__GIVEN INFORMATION__:
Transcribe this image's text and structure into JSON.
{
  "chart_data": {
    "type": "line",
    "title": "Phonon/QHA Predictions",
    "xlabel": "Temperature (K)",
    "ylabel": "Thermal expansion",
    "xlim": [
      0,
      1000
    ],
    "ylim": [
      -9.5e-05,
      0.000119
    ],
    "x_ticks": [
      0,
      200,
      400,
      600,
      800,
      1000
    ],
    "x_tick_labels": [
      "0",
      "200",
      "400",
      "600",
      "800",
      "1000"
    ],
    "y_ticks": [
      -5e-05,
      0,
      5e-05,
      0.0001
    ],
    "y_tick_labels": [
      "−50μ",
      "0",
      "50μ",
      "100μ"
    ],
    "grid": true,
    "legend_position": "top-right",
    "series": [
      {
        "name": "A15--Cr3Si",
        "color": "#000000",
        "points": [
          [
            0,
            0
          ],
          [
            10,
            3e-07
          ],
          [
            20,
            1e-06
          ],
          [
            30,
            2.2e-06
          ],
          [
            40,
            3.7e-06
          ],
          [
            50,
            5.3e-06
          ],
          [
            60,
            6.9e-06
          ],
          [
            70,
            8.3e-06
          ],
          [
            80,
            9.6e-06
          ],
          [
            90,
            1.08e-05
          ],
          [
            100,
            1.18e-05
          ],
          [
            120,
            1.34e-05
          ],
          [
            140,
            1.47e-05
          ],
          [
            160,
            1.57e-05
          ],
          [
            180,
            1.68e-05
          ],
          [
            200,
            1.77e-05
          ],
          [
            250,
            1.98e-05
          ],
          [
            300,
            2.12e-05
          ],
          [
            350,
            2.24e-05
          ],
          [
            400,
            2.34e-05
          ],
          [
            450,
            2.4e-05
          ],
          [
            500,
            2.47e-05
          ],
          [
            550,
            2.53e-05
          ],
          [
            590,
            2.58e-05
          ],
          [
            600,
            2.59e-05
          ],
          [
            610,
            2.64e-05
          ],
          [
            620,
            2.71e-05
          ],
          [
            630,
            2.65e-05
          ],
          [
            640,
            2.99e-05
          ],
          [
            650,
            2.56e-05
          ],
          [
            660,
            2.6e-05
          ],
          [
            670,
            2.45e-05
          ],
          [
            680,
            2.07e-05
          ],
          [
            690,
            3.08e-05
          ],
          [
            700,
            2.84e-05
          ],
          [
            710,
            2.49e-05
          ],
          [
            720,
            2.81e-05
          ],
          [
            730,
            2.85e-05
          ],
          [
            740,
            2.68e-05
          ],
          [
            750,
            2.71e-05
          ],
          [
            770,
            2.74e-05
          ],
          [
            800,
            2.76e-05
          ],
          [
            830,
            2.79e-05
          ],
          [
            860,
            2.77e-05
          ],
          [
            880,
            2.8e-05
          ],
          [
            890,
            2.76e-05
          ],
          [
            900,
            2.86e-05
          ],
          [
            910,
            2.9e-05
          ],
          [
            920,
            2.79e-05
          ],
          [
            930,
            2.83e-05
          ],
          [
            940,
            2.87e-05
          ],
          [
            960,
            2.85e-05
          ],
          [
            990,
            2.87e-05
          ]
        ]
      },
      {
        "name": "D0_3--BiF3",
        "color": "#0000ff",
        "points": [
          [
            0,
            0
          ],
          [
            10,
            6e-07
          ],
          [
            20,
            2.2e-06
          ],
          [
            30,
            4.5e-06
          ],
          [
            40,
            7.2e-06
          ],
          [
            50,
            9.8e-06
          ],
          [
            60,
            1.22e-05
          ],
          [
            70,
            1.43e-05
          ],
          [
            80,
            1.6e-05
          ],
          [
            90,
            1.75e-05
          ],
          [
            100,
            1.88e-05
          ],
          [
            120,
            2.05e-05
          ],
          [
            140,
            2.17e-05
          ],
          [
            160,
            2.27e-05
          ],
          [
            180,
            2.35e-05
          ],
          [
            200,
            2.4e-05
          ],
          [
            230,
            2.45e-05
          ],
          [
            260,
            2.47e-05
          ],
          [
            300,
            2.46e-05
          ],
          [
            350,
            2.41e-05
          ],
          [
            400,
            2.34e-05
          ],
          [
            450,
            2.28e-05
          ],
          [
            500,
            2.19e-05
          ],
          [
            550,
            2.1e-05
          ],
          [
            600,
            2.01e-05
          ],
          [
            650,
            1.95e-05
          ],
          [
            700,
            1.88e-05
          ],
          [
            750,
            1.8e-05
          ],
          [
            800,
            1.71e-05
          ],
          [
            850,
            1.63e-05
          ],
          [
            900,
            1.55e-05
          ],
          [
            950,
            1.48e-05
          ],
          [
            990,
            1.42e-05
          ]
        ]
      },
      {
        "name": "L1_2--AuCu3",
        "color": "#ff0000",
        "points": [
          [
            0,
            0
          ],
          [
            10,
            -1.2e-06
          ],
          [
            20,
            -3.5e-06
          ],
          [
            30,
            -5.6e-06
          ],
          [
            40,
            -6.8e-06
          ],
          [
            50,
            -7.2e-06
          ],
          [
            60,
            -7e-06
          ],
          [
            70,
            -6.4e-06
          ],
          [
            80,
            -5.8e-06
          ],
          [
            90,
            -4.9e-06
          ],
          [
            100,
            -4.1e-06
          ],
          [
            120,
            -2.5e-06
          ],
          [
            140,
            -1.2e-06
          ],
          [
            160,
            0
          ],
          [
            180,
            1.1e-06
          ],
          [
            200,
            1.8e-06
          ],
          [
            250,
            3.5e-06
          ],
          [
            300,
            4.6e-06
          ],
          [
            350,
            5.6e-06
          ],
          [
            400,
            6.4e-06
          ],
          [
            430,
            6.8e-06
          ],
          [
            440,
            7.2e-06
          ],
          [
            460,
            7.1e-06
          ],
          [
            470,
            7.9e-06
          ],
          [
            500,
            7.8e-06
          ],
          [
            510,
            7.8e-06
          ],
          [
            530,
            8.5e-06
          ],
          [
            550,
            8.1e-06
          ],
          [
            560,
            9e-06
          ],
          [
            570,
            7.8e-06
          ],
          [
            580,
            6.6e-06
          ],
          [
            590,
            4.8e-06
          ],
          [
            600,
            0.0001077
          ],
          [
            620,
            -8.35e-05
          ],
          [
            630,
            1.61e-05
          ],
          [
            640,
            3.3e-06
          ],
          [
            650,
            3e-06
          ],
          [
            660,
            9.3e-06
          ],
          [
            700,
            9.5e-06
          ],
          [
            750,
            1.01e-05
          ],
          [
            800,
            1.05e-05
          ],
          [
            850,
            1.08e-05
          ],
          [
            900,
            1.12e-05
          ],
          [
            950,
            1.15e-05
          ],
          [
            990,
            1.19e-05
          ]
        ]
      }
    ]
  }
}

__YOUR INSTRUCTIONS__: Go through the records and pull out each line that includes the word "color".

__FULL ANSWER__:
        "color": "#000000",
        "color": "#0000ff",
        "color": "#ff0000",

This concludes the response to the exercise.